• **Extracted material**:
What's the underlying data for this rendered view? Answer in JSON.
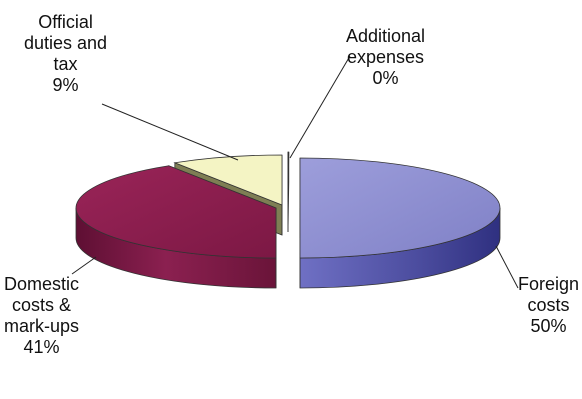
{
  "chart_data": {
    "type": "pie",
    "title": "",
    "style": "3d-exploded",
    "slices": [
      {
        "name": "Foreign costs",
        "value": 50,
        "label": "50%",
        "label_lines": [
          "Foreign",
          "costs",
          "50%"
        ],
        "color": "#8f8fd0",
        "side_color": "#5253a8"
      },
      {
        "name": "Domestic costs & mark-ups",
        "value": 41,
        "label": "41%",
        "label_lines": [
          "Domestic",
          "costs &",
          "mark-ups",
          "41%"
        ],
        "color": "#8e1f4f",
        "side_color": "#7a1742"
      },
      {
        "name": "Official duties and tax",
        "value": 9,
        "label": "9%",
        "label_lines": [
          "Official",
          "duties and",
          "tax",
          "9%"
        ],
        "color": "#f4f4c4",
        "side_color": "#7e7e54"
      },
      {
        "name": "Additional expenses",
        "value": 0,
        "label": "0%",
        "label_lines": [
          "Additional",
          "expenses",
          "0%"
        ],
        "color": "#d8e2ec",
        "side_color": "#9aa6b2"
      }
    ]
  }
}
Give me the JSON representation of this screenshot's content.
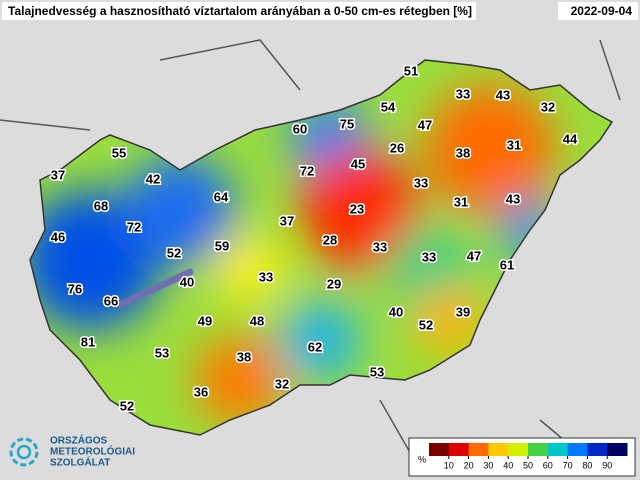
{
  "header": {
    "title": "Talajnedvesség a hasznosítható víztartalom arányában a 0-50 cm-es rétegben [%]",
    "date": "2022-09-04"
  },
  "points": [
    51,
    33,
    43,
    32,
    54,
    75,
    47,
    60,
    44,
    31,
    38,
    26,
    55,
    72,
    45,
    37,
    42,
    33,
    31,
    43,
    64,
    68,
    23,
    72,
    37,
    46,
    52,
    59,
    28,
    33,
    33,
    47,
    61,
    40,
    33,
    76,
    29,
    66,
    40,
    52,
    39,
    49,
    48,
    81,
    53,
    62,
    38,
    53,
    32,
    36,
    52
  ],
  "colorbar": {
    "unit": "%",
    "lim": [
      0,
      100
    ],
    "ticks": [
      10,
      20,
      30,
      40,
      50,
      60,
      70,
      80,
      90
    ],
    "colors": [
      "#7a0000",
      "#e00000",
      "#ff6a00",
      "#ffc800",
      "#d2f000",
      "#46d246",
      "#00c8c8",
      "#0078ff",
      "#0028c8",
      "#000064"
    ]
  },
  "logo": {
    "lines": [
      "ORSZÁGOS",
      "METEOROLÓGIAI",
      "SZOLGÁLAT"
    ]
  }
}
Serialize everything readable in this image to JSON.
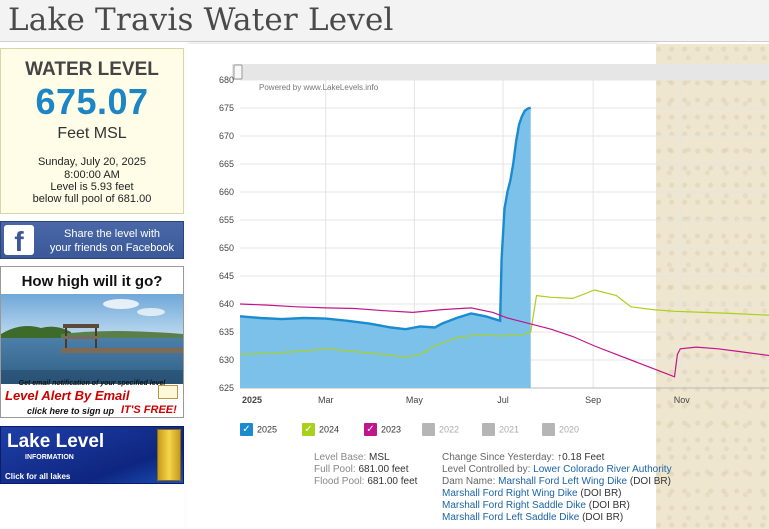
{
  "header": {
    "title": "Lake Travis Water Level"
  },
  "level_box": {
    "label": "WATER LEVEL",
    "value": "675.07",
    "unit": "Feet MSL",
    "date": "Sunday, July 20, 2025",
    "time": "8:00:00 AM",
    "level_is": "Level is 5.93 feet",
    "below": "below full pool of 681.00"
  },
  "facebook": {
    "line1": "Share the level with",
    "line2": "your friends on Facebook"
  },
  "ad": {
    "title": "How high will it go?",
    "small": "Get email notification of your specified level",
    "alert": "Level Alert By Email",
    "signup": "click here to sign up",
    "free": "IT'S FREE!"
  },
  "banner": {
    "title": "Lake Level",
    "sub": "INFORMATION",
    "click": "Click for all lakes"
  },
  "chart": {
    "powered": "Powered by www.LakeLevels.info",
    "year_label": "2025"
  },
  "legend": [
    {
      "label": "2025",
      "color": "#1b8bd0",
      "checked": true
    },
    {
      "label": "2024",
      "color": "#a9d11c",
      "checked": true
    },
    {
      "label": "2023",
      "color": "#c0168c",
      "checked": true
    },
    {
      "label": "2022",
      "color": "#b5b5b5",
      "checked": false
    },
    {
      "label": "2021",
      "color": "#b5b5b5",
      "checked": false
    },
    {
      "label": "2020",
      "color": "#b5b5b5",
      "checked": false
    }
  ],
  "info": {
    "level_base_k": "Level Base:",
    "level_base_v": "MSL",
    "full_pool_k": "Full Pool:",
    "full_pool_v": "681.00 feet",
    "flood_pool_k": "Flood Pool:",
    "flood_pool_v": "681.00 feet",
    "change_k": "Change Since Yesterday:",
    "change_v": "0.18 Feet",
    "controlled_k": "Level Controlled by:",
    "controlled_v": "Lower Colorado River Authority",
    "dam_k": "Dam Name:",
    "dams": [
      {
        "name": "Marshall Ford Left Wing Dike",
        "owner": "(DOI BR)"
      },
      {
        "name": "Marshall Ford Right Wing Dike",
        "owner": "(DOI BR)"
      },
      {
        "name": "Marshall Ford Right Saddle Dike",
        "owner": "(DOI BR)"
      },
      {
        "name": "Marshall Ford Left Saddle Dike",
        "owner": "(DOI BR)"
      }
    ]
  },
  "chart_data": {
    "type": "line",
    "title": "",
    "xlabel": "",
    "ylabel": "",
    "ylim": [
      625,
      680
    ],
    "yticks": [
      625,
      630,
      635,
      640,
      645,
      650,
      655,
      660,
      665,
      670,
      675,
      680
    ],
    "x_unit": "day of year",
    "xlim": [
      1,
      365
    ],
    "xticks": [
      {
        "label": "Mar",
        "x": 60
      },
      {
        "label": "May",
        "x": 121
      },
      {
        "label": "Jul",
        "x": 182
      },
      {
        "label": "Sep",
        "x": 244
      },
      {
        "label": "Nov",
        "x": 305
      }
    ],
    "grid": true,
    "series": [
      {
        "name": "2025",
        "color": "#1b8bd0",
        "fill": true,
        "x": [
          1,
          15,
          30,
          45,
          60,
          75,
          90,
          105,
          115,
          125,
          135,
          140,
          150,
          160,
          170,
          180,
          181,
          183,
          185,
          187,
          189,
          191,
          193,
          195,
          197,
          199,
          201
        ],
        "y": [
          637.8,
          637.5,
          637.3,
          637.5,
          637.4,
          637.0,
          636.5,
          635.8,
          635.5,
          636.0,
          635.8,
          636.5,
          637.5,
          638.3,
          637.8,
          637.0,
          648.0,
          657.0,
          660.0,
          662.0,
          665.0,
          669.0,
          672.0,
          673.5,
          674.5,
          674.9,
          675.07
        ]
      },
      {
        "name": "2024",
        "color": "#a9d11c",
        "fill": false,
        "x": [
          1,
          20,
          40,
          60,
          80,
          100,
          115,
          125,
          135,
          150,
          165,
          180,
          195,
          201,
          205,
          215,
          230,
          245,
          260,
          270,
          285,
          300,
          320,
          340,
          365
        ],
        "y": [
          631.0,
          631.2,
          631.5,
          632.0,
          631.5,
          631.0,
          630.5,
          631.0,
          632.5,
          634.0,
          634.5,
          634.3,
          634.5,
          635.0,
          641.5,
          641.2,
          641.0,
          642.5,
          641.5,
          639.5,
          639.0,
          638.7,
          638.5,
          638.3,
          638.0
        ]
      },
      {
        "name": "2023",
        "color": "#c0168c",
        "fill": false,
        "x": [
          1,
          20,
          40,
          60,
          80,
          100,
          120,
          140,
          160,
          175,
          185,
          200,
          215,
          230,
          245,
          260,
          275,
          290,
          300,
          302,
          304,
          315,
          330,
          345,
          365
        ],
        "y": [
          640.0,
          639.8,
          639.5,
          639.3,
          639.2,
          638.8,
          638.5,
          639.0,
          639.3,
          638.5,
          637.5,
          636.5,
          635.5,
          634.2,
          632.5,
          631.0,
          629.5,
          628.0,
          627.0,
          631.0,
          632.0,
          632.3,
          632.0,
          631.5,
          630.8
        ]
      }
    ]
  }
}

• **What to work on**:
Quote all the records verbatim, dropping any pictures from your copy.

• **Output for this exercise**:
What's the underlying data for this rendered view? Answer in JSON.
{
  "chart_data": {
    "type": "pie",
    "title": "",
    "style": "3d-exploded",
    "slices": [
      {
        "name": "Foreign costs",
        "value": 50,
        "label": "50%",
        "label_lines": [
          "Foreign",
          "costs",
          "50%"
        ],
        "color": "#8f8fd0",
        "side_color": "#5253a8"
      },
      {
        "name": "Domestic costs & mark-ups",
        "value": 41,
        "label": "41%",
        "label_lines": [
          "Domestic",
          "costs &",
          "mark-ups",
          "41%"
        ],
        "color": "#8e1f4f",
        "side_color": "#7a1742"
      },
      {
        "name": "Official duties and tax",
        "value": 9,
        "label": "9%",
        "label_lines": [
          "Official",
          "duties and",
          "tax",
          "9%"
        ],
        "color": "#f4f4c4",
        "side_color": "#7e7e54"
      },
      {
        "name": "Additional expenses",
        "value": 0,
        "label": "0%",
        "label_lines": [
          "Additional",
          "expenses",
          "0%"
        ],
        "color": "#d8e2ec",
        "side_color": "#9aa6b2"
      }
    ]
  }
}
Give me the JSON representation of this screenshot's content.
{
  "header": {
    "title": "Talajnedvesség a hasznosítható víztartalom arányában a 0-50 cm-es rétegben [%]",
    "date": "2022-09-04"
  },
  "points": [
    51,
    33,
    43,
    32,
    54,
    75,
    47,
    60,
    44,
    31,
    38,
    26,
    55,
    72,
    45,
    37,
    42,
    33,
    31,
    43,
    64,
    68,
    23,
    72,
    37,
    46,
    52,
    59,
    28,
    33,
    33,
    47,
    61,
    40,
    33,
    76,
    29,
    66,
    40,
    52,
    39,
    49,
    48,
    81,
    53,
    62,
    38,
    53,
    32,
    36,
    52
  ],
  "colorbar": {
    "unit": "%",
    "lim": [
      0,
      100
    ],
    "ticks": [
      10,
      20,
      30,
      40,
      50,
      60,
      70,
      80,
      90
    ],
    "colors": [
      "#7a0000",
      "#e00000",
      "#ff6a00",
      "#ffc800",
      "#d2f000",
      "#46d246",
      "#00c8c8",
      "#0078ff",
      "#0028c8",
      "#000064"
    ]
  },
  "logo": {
    "lines": [
      "ORSZÁGOS",
      "METEOROLÓGIAI",
      "SZOLGÁLAT"
    ]
  }
}
Serialize everything readable in this image to JSON.
{
  "header": {
    "title": "Lake Travis Water Level"
  },
  "level_box": {
    "label": "WATER LEVEL",
    "value": "675.07",
    "unit": "Feet MSL",
    "date": "Sunday, July 20, 2025",
    "time": "8:00:00 AM",
    "level_is": "Level is 5.93 feet",
    "below": "below full pool of 681.00"
  },
  "facebook": {
    "line1": "Share the level with",
    "line2": "your friends on Facebook"
  },
  "ad": {
    "title": "How high will it go?",
    "small": "Get email notification of your specified level",
    "alert": "Level Alert By Email",
    "signup": "click here to sign up",
    "free": "IT'S FREE!"
  },
  "banner": {
    "title": "Lake Level",
    "sub": "INFORMATION",
    "click": "Click for all lakes"
  },
  "chart": {
    "powered": "Powered by www.LakeLevels.info",
    "year_label": "2025"
  },
  "legend": [
    {
      "label": "2025",
      "color": "#1b8bd0",
      "checked": true
    },
    {
      "label": "2024",
      "color": "#a9d11c",
      "checked": true
    },
    {
      "label": "2023",
      "color": "#c0168c",
      "checked": true
    },
    {
      "label": "2022",
      "color": "#b5b5b5",
      "checked": false
    },
    {
      "label": "2021",
      "color": "#b5b5b5",
      "checked": false
    },
    {
      "label": "2020",
      "color": "#b5b5b5",
      "checked": false
    }
  ],
  "info": {
    "level_base_k": "Level Base:",
    "level_base_v": "MSL",
    "full_pool_k": "Full Pool:",
    "full_pool_v": "681.00 feet",
    "flood_pool_k": "Flood Pool:",
    "flood_pool_v": "681.00 feet",
    "change_k": "Change Since Yesterday:",
    "change_v": "0.18 Feet",
    "controlled_k": "Level Controlled by:",
    "controlled_v": "Lower Colorado River Authority",
    "dam_k": "Dam Name:",
    "dams": [
      {
        "name": "Marshall Ford Left Wing Dike",
        "owner": "(DOI BR)"
      },
      {
        "name": "Marshall Ford Right Wing Dike",
        "owner": "(DOI BR)"
      },
      {
        "name": "Marshall Ford Right Saddle Dike",
        "owner": "(DOI BR)"
      },
      {
        "name": "Marshall Ford Left Saddle Dike",
        "owner": "(DOI BR)"
      }
    ]
  },
  "chart_data": {
    "type": "line",
    "title": "",
    "xlabel": "",
    "ylabel": "",
    "ylim": [
      625,
      680
    ],
    "yticks": [
      625,
      630,
      635,
      640,
      645,
      650,
      655,
      660,
      665,
      670,
      675,
      680
    ],
    "x_unit": "day of year",
    "xlim": [
      1,
      365
    ],
    "xticks": [
      {
        "label": "Mar",
        "x": 60
      },
      {
        "label": "May",
        "x": 121
      },
      {
        "label": "Jul",
        "x": 182
      },
      {
        "label": "Sep",
        "x": 244
      },
      {
        "label": "Nov",
        "x": 305
      }
    ],
    "grid": true,
    "series": [
      {
        "name": "2025",
        "color": "#1b8bd0",
        "fill": true,
        "x": [
          1,
          15,
          30,
          45,
          60,
          75,
          90,
          105,
          115,
          125,
          135,
          140,
          150,
          160,
          170,
          180,
          181,
          183,
          185,
          187,
          189,
          191,
          193,
          195,
          197,
          199,
          201
        ],
        "y": [
          637.8,
          637.5,
          637.3,
          637.5,
          637.4,
          637.0,
          636.5,
          635.8,
          635.5,
          636.0,
          635.8,
          636.5,
          637.5,
          638.3,
          637.8,
          637.0,
          648.0,
          657.0,
          660.0,
          662.0,
          665.0,
          669.0,
          672.0,
          673.5,
          674.5,
          674.9,
          675.07
        ]
      },
      {
        "name": "2024",
        "color": "#a9d11c",
        "fill": false,
        "x": [
          1,
          20,
          40,
          60,
          80,
          100,
          115,
          125,
          135,
          150,
          165,
          180,
          195,
          201,
          205,
          215,
          230,
          245,
          260,
          270,
          285,
          300,
          320,
          340,
          365
        ],
        "y": [
          631.0,
          631.2,
          631.5,
          632.0,
          631.5,
          631.0,
          630.5,
          631.0,
          632.5,
          634.0,
          634.5,
          634.3,
          634.5,
          635.0,
          641.5,
          641.2,
          641.0,
          642.5,
          641.5,
          639.5,
          639.0,
          638.7,
          638.5,
          638.3,
          638.0
        ]
      },
      {
        "name": "2023",
        "color": "#c0168c",
        "fill": false,
        "x": [
          1,
          20,
          40,
          60,
          80,
          100,
          120,
          140,
          160,
          175,
          185,
          200,
          215,
          230,
          245,
          260,
          275,
          290,
          300,
          302,
          304,
          315,
          330,
          345,
          365
        ],
        "y": [
          640.0,
          639.8,
          639.5,
          639.3,
          639.2,
          638.8,
          638.5,
          639.0,
          639.3,
          638.5,
          637.5,
          636.5,
          635.5,
          634.2,
          632.5,
          631.0,
          629.5,
          628.0,
          627.0,
          631.0,
          632.0,
          632.3,
          632.0,
          631.5,
          630.8
        ]
      }
    ]
  }
}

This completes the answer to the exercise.